## [Task to carry out]
Pull each line holding "amalga" out of the entries below.

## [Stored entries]
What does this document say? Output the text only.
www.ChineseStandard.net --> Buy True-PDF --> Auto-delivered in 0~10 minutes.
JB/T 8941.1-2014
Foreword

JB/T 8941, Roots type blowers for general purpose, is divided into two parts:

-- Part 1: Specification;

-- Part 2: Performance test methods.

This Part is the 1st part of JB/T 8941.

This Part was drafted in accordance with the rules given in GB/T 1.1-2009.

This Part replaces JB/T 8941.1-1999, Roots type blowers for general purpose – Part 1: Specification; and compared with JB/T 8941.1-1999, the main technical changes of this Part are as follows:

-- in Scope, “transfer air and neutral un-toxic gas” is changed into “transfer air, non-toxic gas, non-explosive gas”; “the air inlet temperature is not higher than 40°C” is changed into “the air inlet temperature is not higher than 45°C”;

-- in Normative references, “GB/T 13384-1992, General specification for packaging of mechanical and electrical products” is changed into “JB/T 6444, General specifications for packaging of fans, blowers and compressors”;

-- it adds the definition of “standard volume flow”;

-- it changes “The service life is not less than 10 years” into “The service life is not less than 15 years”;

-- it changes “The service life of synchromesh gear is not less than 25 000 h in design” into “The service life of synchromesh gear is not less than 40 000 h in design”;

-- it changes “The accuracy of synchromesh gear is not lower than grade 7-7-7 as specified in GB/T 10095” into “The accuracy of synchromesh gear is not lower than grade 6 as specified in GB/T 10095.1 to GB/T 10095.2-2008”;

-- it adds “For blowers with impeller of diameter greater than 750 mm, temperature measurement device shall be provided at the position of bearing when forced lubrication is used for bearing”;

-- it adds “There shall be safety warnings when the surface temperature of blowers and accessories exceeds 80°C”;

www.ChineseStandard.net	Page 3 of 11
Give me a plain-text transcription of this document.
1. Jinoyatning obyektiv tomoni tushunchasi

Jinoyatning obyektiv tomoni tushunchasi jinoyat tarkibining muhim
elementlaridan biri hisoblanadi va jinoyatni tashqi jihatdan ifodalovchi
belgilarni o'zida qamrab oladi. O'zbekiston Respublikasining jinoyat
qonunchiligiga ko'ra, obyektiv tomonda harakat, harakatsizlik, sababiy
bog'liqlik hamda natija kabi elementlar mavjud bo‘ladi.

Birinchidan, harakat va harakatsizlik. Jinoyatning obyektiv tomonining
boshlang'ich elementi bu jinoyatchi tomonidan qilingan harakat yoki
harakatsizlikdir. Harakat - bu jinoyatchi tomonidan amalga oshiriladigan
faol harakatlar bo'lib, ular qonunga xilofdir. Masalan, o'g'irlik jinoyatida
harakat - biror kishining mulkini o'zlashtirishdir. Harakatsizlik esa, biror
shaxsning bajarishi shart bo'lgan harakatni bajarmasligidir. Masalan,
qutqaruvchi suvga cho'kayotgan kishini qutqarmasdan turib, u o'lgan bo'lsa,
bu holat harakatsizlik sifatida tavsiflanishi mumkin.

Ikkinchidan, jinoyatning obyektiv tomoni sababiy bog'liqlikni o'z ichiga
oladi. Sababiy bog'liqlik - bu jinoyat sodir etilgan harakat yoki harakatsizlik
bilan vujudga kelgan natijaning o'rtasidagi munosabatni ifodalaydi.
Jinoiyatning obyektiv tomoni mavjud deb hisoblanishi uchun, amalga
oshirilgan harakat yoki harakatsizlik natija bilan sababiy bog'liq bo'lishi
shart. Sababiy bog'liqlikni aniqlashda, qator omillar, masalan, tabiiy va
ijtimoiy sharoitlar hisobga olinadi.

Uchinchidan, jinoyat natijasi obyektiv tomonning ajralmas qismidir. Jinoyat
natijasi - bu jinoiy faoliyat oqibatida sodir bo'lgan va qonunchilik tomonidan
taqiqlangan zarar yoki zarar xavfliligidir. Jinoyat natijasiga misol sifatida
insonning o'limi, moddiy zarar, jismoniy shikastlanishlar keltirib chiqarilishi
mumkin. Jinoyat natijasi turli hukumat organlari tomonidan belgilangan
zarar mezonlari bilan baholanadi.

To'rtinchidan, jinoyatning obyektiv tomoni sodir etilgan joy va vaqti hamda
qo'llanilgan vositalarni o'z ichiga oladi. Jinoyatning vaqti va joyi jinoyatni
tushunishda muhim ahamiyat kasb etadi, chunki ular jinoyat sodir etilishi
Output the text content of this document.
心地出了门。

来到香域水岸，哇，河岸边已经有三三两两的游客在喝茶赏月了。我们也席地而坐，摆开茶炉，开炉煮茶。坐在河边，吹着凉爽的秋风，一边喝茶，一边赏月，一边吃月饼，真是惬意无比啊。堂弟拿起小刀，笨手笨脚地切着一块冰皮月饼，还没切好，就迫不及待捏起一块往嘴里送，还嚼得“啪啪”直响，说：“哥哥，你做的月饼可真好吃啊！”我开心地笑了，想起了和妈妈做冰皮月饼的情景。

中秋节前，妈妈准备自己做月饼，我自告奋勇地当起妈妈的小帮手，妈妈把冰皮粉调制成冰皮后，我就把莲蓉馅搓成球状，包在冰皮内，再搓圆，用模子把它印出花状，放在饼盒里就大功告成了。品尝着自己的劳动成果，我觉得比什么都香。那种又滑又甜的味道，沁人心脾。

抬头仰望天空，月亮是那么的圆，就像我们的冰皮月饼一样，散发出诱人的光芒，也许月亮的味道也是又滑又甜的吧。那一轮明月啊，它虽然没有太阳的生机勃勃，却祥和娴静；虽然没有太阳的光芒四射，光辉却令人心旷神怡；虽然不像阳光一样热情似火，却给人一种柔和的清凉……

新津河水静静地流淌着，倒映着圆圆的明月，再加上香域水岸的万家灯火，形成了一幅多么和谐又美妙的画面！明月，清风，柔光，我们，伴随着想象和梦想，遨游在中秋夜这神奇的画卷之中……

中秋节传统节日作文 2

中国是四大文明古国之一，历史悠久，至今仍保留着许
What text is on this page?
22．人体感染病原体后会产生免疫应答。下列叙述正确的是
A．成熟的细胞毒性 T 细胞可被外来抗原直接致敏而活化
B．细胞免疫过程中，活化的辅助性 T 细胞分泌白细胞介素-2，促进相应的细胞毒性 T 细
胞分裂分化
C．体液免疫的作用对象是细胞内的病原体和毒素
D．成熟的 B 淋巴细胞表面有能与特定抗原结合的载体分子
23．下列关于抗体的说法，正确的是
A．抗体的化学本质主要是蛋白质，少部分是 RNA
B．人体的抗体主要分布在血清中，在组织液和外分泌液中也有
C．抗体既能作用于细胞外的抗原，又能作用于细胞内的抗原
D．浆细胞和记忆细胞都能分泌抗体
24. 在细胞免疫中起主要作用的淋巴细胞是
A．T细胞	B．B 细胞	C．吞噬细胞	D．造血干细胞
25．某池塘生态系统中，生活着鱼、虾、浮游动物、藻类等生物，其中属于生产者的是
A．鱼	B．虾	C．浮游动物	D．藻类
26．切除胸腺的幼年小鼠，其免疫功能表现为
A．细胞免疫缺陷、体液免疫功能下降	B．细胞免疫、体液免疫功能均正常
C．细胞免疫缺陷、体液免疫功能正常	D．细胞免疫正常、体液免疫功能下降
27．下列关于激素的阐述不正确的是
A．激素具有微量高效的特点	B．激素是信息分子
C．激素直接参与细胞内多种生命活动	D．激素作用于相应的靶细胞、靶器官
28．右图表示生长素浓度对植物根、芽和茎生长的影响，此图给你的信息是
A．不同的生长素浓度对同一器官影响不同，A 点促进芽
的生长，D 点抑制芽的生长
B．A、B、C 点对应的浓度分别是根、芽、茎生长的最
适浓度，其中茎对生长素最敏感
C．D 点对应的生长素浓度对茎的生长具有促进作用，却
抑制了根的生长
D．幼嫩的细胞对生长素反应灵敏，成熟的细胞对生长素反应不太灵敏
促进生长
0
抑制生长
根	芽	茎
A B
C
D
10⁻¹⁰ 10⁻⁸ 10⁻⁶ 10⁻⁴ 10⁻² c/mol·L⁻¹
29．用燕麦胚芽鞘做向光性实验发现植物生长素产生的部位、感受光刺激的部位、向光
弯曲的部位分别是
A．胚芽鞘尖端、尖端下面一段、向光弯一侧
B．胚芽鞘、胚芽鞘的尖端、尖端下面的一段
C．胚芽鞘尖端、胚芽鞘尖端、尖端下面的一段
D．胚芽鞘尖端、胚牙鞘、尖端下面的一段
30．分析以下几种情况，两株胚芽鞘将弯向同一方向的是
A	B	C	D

## [The solution]
harakatsizlikdir. Harakat - bu jinoyatchi tomonidan amalga oshiriladigan
Jinoiyatning obyektiv tomoni mavjud deb hisoblanishi uchun, amalga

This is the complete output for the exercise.